Would you transcribe all of the data exactly, down to the last character?

+===+

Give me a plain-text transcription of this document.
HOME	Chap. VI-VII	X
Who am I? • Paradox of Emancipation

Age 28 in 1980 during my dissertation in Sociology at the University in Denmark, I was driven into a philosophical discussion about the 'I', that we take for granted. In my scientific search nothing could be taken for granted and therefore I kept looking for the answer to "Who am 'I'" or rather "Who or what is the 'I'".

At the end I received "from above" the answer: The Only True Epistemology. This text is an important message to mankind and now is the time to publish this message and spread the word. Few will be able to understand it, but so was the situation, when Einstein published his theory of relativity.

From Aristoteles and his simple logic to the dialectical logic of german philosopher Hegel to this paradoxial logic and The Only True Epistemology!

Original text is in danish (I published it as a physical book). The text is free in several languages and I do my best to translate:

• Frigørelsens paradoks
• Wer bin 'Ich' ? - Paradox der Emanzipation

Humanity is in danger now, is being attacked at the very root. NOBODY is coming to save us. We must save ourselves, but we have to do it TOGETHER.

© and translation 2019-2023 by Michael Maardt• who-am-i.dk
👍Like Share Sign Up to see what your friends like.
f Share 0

+===+

■ The result
Give me a plain-text transcription of this document.
HOME	Chap. VI-VII	X
Who am I? • Paradox of Emancipation

Age 28 in 1980 during my dissertation in Sociology at the University in Denmark, I was driven into a philosophical discussion about the 'I', that we take for granted. In my scientific search nothing could be taken for granted and therefore I kept looking for the answer to "Who am 'I'" or rather "Who or what is the 'I'".

At the end I received "from above" the answer: The Only True Epistemology. This text is an important message to mankind and now is the time to publish this message and spread the word. Few will be able to understand it, but so was the situation, when Einstein published his theory of relativity.

From Aristoteles and his simple logic to the dialectical logic of german philosopher Hegel to this paradoxial logic and The Only True Epistemology!

Original text is in danish (I published it as a physical book). The text is free in several languages and I do my best to translate:

• Frigørelsens paradoks
• Wer bin 'Ich' ? - Paradox der Emanzipation

Humanity is in danger now, is being attacked at the very root. NOBODY is coming to save us. We must save ourselves, but we have to do it TOGETHER.

© and translation 2019-2023 by Michael Maardt• who-am-i.dk
👍Like Share Sign Up to see what your friends like.
f Share 0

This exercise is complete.